WHAT YOU WILL DO
Copy every record below, exactly as written.

DATA SECTION
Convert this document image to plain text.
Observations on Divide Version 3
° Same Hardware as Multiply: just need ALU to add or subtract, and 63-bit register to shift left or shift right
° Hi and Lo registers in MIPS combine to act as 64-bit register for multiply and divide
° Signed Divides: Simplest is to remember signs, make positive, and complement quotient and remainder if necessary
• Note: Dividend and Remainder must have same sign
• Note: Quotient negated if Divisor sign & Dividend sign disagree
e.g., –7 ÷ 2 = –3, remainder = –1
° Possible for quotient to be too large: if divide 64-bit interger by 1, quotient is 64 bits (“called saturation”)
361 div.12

RESPONSE BELOW
Convert this document image to plain text.
Observations on Divide Version 3
° Same Hardware as Multiply: just need ALU to add or subtract, and 63-bit register to shift left or shift right
° Hi and Lo registers in MIPS combine to act as 64-bit register for multiply and divide
° Signed Divides: Simplest is to remember signs, make positive, and complement quotient and remainder if necessary
• Note: Dividend and Remainder must have same sign
• Note: Quotient negated if Divisor sign & Dividend sign disagree
e.g., –7 ÷ 2 = –3, remainder = –1
° Possible for quotient to be too large: if divide 64-bit interger by 1, quotient is 64 bits (“called saturation”)
361 div.12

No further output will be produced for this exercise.